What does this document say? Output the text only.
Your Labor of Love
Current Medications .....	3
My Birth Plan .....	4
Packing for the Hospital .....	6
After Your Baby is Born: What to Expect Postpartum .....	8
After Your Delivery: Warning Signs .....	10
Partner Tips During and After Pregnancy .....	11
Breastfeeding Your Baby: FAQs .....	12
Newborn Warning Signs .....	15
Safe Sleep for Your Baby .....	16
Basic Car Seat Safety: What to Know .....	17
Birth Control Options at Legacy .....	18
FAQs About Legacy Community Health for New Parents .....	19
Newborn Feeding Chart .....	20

##############################

Your task is to list each line of the records with the word "Legacy".

▶ [ANSWER TO THIS PROBLEM]:
Birth Control Options at Legacy .....	18
FAQs About Legacy Community Health for New Parents .....	19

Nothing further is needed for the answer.